▶ [EXTRACTED ENTRIES]
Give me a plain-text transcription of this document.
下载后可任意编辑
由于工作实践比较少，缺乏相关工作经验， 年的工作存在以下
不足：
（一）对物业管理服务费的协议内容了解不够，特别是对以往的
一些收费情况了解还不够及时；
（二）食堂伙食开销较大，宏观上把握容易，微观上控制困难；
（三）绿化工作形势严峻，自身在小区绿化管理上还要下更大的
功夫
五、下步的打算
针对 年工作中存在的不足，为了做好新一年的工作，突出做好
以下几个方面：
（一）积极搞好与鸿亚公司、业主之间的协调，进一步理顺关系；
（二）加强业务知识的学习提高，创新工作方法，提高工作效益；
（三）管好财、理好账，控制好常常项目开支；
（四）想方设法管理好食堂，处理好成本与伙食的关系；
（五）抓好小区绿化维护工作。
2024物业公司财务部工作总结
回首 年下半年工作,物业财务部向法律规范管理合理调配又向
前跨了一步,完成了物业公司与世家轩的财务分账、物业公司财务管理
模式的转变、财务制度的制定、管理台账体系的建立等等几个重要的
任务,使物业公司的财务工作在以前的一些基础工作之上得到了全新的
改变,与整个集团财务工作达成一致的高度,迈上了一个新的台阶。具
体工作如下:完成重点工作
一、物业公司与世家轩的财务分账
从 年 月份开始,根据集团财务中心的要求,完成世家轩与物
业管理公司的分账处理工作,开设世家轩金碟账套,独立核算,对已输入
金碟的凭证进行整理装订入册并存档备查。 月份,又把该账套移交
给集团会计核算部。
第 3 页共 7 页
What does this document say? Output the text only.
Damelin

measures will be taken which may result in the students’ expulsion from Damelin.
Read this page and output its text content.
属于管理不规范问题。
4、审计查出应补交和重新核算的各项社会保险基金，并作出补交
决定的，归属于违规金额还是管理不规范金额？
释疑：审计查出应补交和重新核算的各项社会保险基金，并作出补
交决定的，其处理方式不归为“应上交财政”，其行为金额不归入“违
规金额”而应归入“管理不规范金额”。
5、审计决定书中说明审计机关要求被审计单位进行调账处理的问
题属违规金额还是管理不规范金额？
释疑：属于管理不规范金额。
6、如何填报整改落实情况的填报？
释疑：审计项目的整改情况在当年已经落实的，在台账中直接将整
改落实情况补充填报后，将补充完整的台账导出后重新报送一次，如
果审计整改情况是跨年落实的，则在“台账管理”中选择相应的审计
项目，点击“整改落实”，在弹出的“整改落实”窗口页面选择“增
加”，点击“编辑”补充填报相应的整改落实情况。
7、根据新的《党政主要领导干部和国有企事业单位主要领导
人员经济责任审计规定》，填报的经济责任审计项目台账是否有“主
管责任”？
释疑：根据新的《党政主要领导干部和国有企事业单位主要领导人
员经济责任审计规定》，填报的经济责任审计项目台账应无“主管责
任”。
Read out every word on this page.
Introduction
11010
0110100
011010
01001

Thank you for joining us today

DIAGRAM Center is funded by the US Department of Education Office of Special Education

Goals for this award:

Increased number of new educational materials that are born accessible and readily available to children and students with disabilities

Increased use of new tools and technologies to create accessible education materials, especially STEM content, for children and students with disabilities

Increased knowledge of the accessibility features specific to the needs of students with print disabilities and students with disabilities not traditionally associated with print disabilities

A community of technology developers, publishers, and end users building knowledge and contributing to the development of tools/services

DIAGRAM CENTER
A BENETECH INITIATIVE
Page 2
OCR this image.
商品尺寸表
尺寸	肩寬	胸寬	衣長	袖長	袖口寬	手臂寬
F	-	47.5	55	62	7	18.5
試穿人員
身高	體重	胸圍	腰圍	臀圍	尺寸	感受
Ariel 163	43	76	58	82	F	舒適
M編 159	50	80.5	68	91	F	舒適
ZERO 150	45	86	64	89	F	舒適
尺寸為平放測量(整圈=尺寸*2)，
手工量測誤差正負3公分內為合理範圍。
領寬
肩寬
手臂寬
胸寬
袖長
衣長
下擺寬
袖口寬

▶ [SHORT EXERCISE]
Write out the full set of records exactly as given.

▶ [REPLY]
Give me a plain-text transcription of this document.
下载后可任意编辑
由于工作实践比较少，缺乏相关工作经验， 年的工作存在以下
不足：
（一）对物业管理服务费的协议内容了解不够，特别是对以往的
一些收费情况了解还不够及时；
（二）食堂伙食开销较大，宏观上把握容易，微观上控制困难；
（三）绿化工作形势严峻，自身在小区绿化管理上还要下更大的
功夫
五、下步的打算
针对 年工作中存在的不足，为了做好新一年的工作，突出做好
以下几个方面：
（一）积极搞好与鸿亚公司、业主之间的协调，进一步理顺关系；
（二）加强业务知识的学习提高，创新工作方法，提高工作效益；
（三）管好财、理好账，控制好常常项目开支；
（四）想方设法管理好食堂，处理好成本与伙食的关系；
（五）抓好小区绿化维护工作。
2024物业公司财务部工作总结
回首 年下半年工作,物业财务部向法律规范管理合理调配又向
前跨了一步,完成了物业公司与世家轩的财务分账、物业公司财务管理
模式的转变、财务制度的制定、管理台账体系的建立等等几个重要的
任务,使物业公司的财务工作在以前的一些基础工作之上得到了全新的
改变,与整个集团财务工作达成一致的高度,迈上了一个新的台阶。具
体工作如下:完成重点工作
一、物业公司与世家轩的财务分账
从 年 月份开始,根据集团财务中心的要求,完成世家轩与物
业管理公司的分账处理工作,开设世家轩金碟账套,独立核算,对已输入
金碟的凭证进行整理装订入册并存档备查。 月份,又把该账套移交
给集团会计核算部。
第 3 页共 7 页
What does this document say? Output the text only.
Damelin

measures will be taken which may result in the students’ expulsion from Damelin.
Read this page and output its text content.
属于管理不规范问题。
4、审计查出应补交和重新核算的各项社会保险基金，并作出补交
决定的，归属于违规金额还是管理不规范金额？
释疑：审计查出应补交和重新核算的各项社会保险基金，并作出补
交决定的，其处理方式不归为“应上交财政”，其行为金额不归入“违
规金额”而应归入“管理不规范金额”。
5、审计决定书中说明审计机关要求被审计单位进行调账处理的问
题属违规金额还是管理不规范金额？
释疑：属于管理不规范金额。
6、如何填报整改落实情况的填报？
释疑：审计项目的整改情况在当年已经落实的，在台账中直接将整
改落实情况补充填报后，将补充完整的台账导出后重新报送一次，如
果审计整改情况是跨年落实的，则在“台账管理”中选择相应的审计
项目，点击“整改落实”，在弹出的“整改落实”窗口页面选择“增
加”，点击“编辑”补充填报相应的整改落实情况。
7、根据新的《党政主要领导干部和国有企事业单位主要领导
人员经济责任审计规定》，填报的经济责任审计项目台账是否有“主
管责任”？
释疑：根据新的《党政主要领导干部和国有企事业单位主要领导人
员经济责任审计规定》，填报的经济责任审计项目台账应无“主管责
任”。
Read out every word on this page.
Introduction
11010
0110100
011010
01001

Thank you for joining us today

DIAGRAM Center is funded by the US Department of Education Office of Special Education

Goals for this award:

Increased number of new educational materials that are born accessible and readily available to children and students with disabilities

Increased use of new tools and technologies to create accessible education materials, especially STEM content, for children and students with disabilities

Increased knowledge of the accessibility features specific to the needs of students with print disabilities and students with disabilities not traditionally associated with print disabilities

A community of technology developers, publishers, and end users building knowledge and contributing to the development of tools/services

DIAGRAM CENTER
A BENETECH INITIATIVE
Page 2
OCR this image.
商品尺寸表
尺寸	肩寬	胸寬	衣長	袖長	袖口寬	手臂寬
F	-	47.5	55	62	7	18.5
試穿人員
身高	體重	胸圍	腰圍	臀圍	尺寸	感受
Ariel 163	43	76	58	82	F	舒適
M編 159	50	80.5	68	91	F	舒適
ZERO 150	45	86	64	89	F	舒適
尺寸為平放測量(整圈=尺寸*2)，
手工量測誤差正負3公分內為合理範圍。
領寬
肩寬
手臂寬
胸寬
袖長
衣長
下擺寬
袖口寬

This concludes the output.